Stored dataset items
++++++++++

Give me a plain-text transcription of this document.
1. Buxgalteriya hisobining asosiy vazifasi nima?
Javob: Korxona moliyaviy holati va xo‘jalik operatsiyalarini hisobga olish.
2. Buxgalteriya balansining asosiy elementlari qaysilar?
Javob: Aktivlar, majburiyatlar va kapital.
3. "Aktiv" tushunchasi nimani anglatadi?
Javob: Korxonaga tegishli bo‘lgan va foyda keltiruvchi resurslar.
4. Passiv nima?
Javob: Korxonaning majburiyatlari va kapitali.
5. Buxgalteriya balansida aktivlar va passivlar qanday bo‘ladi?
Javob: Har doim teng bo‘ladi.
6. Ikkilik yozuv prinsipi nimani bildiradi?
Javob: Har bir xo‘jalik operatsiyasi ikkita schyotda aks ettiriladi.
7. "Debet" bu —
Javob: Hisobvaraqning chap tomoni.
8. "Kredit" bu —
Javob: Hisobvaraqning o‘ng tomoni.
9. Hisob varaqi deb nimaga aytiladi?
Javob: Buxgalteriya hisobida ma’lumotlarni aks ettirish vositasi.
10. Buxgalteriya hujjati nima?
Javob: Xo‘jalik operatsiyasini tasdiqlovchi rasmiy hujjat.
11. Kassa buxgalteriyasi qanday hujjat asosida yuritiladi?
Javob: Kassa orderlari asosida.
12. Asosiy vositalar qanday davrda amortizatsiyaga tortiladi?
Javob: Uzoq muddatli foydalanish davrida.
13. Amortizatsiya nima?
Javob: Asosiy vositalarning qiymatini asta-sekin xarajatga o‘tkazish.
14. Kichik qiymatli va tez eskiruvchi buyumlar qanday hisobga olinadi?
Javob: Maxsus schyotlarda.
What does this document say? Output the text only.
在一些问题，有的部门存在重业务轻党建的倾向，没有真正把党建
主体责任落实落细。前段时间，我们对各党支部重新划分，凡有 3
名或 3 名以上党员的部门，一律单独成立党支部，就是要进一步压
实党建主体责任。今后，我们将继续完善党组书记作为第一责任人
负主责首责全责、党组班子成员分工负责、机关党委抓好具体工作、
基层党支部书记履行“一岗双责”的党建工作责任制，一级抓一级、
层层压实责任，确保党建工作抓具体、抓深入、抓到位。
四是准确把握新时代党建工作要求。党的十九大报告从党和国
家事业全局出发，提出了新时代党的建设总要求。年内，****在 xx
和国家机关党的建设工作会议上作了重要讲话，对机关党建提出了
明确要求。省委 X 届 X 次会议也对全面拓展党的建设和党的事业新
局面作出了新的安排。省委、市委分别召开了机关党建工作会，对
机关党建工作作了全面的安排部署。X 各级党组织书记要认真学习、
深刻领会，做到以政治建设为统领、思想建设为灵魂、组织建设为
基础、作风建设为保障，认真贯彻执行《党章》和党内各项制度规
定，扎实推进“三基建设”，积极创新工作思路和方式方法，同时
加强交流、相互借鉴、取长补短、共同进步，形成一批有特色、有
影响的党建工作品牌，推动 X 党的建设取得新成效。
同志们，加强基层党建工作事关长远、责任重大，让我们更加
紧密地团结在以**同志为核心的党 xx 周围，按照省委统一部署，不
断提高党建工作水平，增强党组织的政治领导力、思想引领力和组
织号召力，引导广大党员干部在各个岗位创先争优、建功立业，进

++++++++++

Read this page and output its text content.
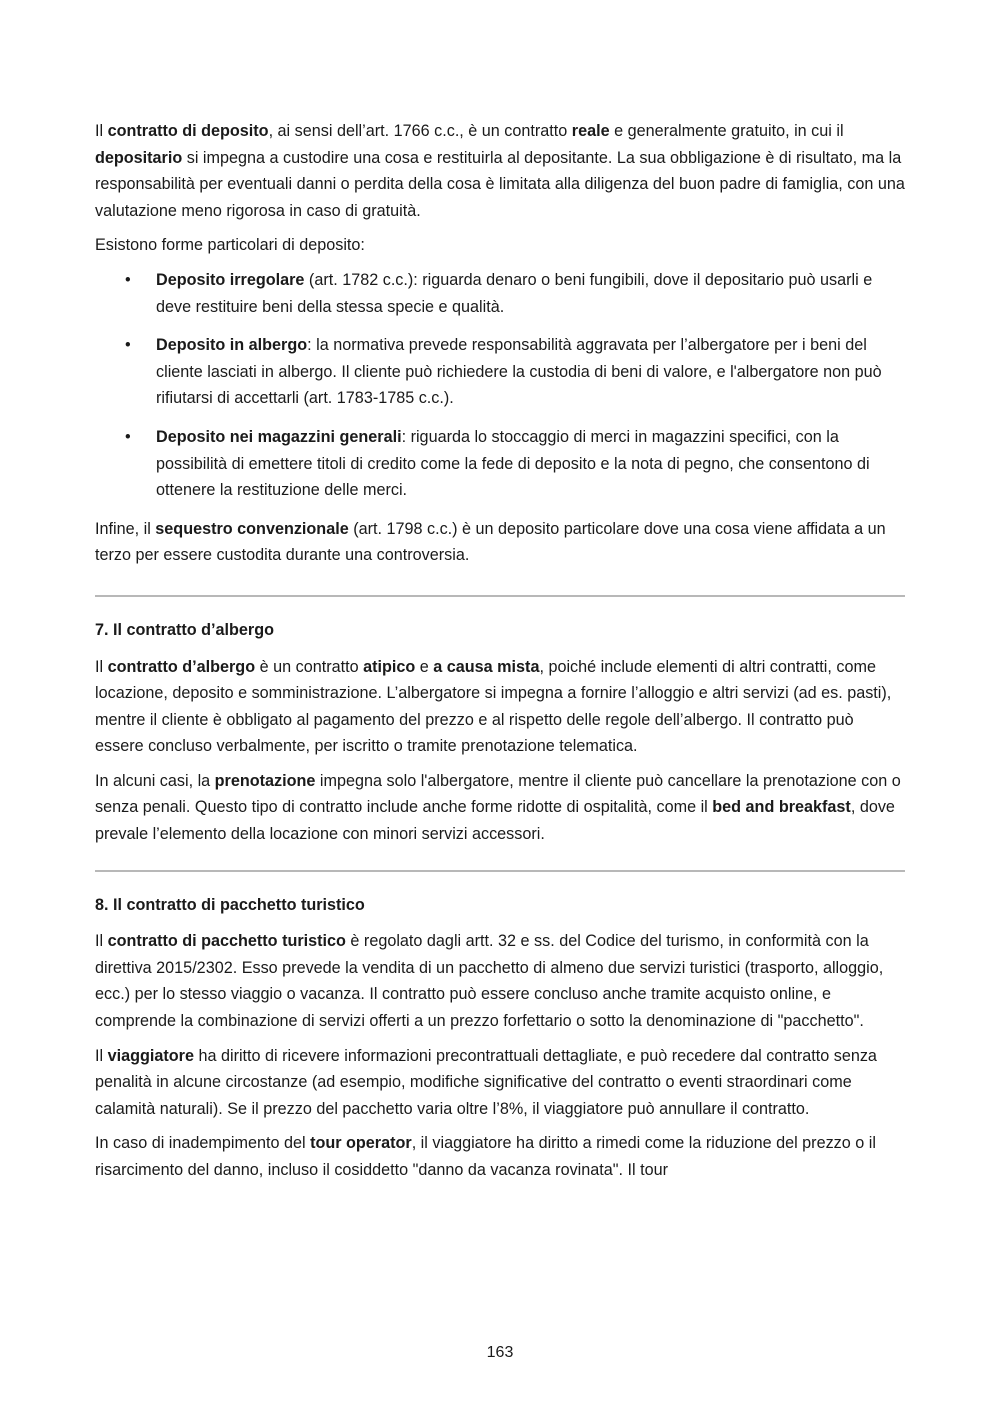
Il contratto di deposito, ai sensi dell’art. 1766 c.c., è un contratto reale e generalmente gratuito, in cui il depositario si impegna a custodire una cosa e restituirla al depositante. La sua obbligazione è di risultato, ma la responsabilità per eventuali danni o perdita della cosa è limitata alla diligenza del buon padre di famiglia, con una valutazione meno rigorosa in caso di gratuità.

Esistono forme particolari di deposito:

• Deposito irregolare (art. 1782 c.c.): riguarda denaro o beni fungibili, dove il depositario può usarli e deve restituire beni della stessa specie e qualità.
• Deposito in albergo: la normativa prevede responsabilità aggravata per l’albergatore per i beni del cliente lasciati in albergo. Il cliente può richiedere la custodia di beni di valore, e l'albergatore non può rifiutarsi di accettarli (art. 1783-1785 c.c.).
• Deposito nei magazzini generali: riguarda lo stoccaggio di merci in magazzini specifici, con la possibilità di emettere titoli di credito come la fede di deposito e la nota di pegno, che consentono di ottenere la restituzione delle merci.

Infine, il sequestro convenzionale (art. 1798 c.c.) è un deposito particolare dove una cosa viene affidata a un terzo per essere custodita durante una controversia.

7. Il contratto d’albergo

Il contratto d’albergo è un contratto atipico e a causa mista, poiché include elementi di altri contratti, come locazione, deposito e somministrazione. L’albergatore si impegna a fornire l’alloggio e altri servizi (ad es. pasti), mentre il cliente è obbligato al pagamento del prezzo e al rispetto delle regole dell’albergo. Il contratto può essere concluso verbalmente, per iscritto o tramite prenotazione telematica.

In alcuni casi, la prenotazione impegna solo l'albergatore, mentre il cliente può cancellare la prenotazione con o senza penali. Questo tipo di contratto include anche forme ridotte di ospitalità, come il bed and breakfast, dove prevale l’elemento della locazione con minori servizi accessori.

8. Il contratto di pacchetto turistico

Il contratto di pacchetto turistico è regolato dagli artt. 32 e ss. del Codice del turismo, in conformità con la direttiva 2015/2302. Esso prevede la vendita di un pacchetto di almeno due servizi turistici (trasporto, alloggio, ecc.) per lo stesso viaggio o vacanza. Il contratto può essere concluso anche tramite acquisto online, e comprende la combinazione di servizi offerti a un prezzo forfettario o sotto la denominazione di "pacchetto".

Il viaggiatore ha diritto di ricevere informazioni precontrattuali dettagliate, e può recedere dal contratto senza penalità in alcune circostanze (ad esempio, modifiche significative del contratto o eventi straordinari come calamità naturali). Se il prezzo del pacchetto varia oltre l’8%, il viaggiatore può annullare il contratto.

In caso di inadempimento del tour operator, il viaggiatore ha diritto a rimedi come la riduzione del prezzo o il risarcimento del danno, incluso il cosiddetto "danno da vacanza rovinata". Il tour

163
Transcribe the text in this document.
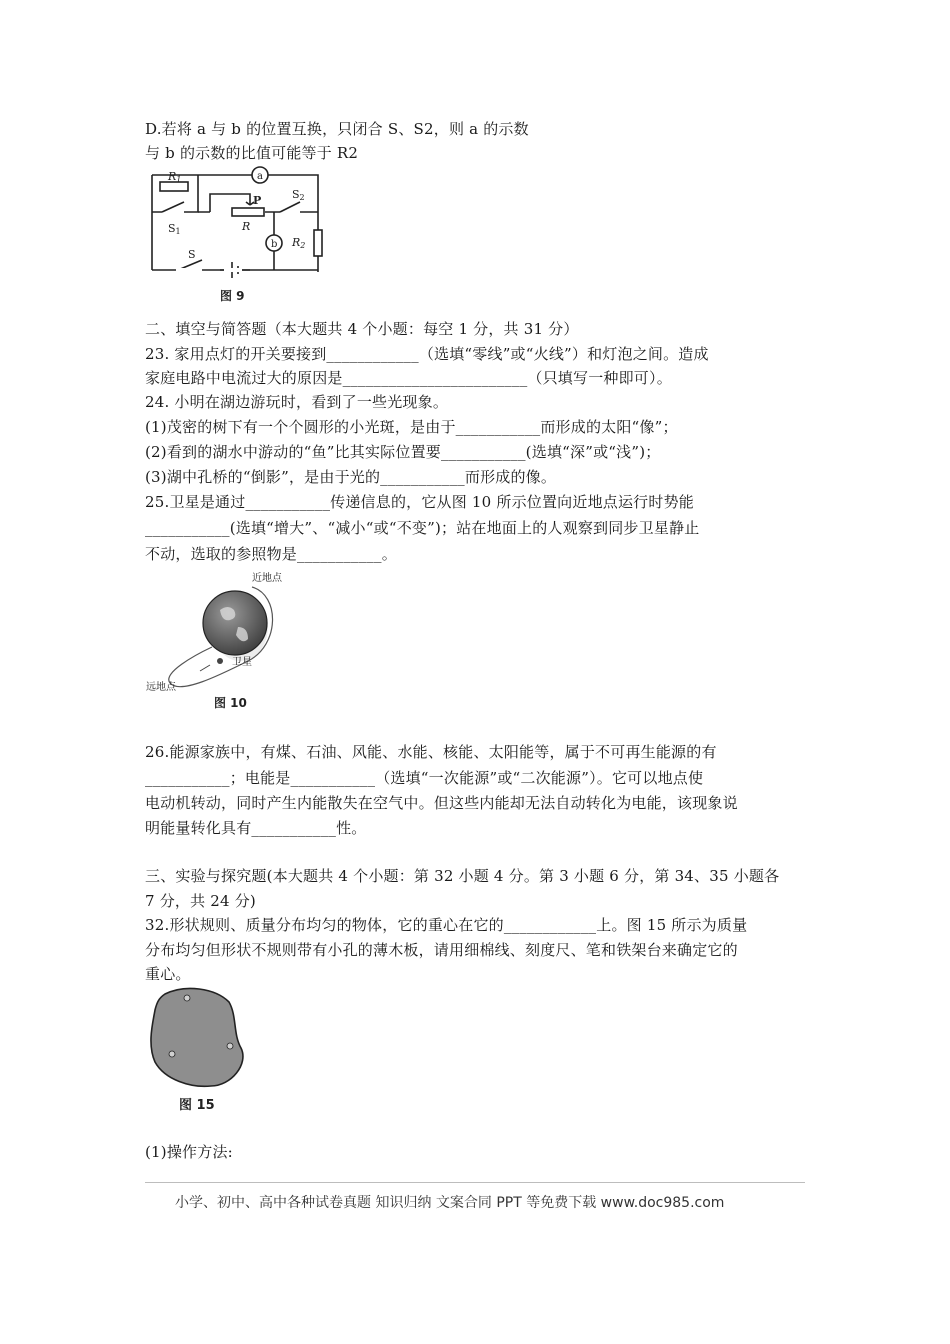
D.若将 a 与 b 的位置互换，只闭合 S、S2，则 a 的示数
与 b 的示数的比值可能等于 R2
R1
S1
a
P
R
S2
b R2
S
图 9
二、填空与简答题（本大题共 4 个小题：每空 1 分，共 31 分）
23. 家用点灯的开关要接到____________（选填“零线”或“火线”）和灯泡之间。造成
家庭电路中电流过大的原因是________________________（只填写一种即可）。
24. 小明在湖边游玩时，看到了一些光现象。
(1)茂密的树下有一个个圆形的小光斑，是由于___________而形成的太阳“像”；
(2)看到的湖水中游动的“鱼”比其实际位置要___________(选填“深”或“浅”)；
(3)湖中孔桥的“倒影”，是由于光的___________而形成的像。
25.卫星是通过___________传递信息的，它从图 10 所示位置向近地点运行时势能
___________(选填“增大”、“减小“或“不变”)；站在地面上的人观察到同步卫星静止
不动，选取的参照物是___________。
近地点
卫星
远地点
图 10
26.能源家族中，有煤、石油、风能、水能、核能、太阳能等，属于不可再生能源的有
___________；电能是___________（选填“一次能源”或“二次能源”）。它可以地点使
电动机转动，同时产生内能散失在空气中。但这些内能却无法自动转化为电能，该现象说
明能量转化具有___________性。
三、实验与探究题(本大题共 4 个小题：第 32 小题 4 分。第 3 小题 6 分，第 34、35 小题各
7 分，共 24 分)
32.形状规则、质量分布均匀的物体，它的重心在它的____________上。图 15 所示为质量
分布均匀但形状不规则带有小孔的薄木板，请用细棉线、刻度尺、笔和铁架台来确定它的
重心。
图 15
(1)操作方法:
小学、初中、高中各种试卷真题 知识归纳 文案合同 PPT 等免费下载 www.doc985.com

++++++++++

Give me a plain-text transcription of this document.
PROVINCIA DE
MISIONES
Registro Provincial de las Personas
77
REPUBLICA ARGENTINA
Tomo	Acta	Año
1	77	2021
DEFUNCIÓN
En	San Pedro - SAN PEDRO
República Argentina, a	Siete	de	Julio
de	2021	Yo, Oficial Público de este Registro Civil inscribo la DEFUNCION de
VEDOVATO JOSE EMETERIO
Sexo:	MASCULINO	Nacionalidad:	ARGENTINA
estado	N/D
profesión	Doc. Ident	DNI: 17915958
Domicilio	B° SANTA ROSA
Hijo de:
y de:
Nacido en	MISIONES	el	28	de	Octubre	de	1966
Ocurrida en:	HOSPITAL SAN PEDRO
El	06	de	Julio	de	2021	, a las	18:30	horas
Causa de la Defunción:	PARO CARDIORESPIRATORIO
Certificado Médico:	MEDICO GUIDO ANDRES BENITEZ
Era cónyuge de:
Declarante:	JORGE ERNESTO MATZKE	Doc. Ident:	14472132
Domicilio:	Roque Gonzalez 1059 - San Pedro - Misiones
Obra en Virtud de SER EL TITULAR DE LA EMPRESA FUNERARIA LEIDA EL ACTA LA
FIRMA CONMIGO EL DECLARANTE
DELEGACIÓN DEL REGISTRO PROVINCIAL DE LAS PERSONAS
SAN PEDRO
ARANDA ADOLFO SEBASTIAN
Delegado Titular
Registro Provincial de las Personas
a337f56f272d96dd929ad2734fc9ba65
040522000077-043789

++++++++++

WHAT YOU SHOULD DO :: Using the listing above, work out how many of its lines include "本大题共", and give only the result.

EXERCISE RESULT :: 2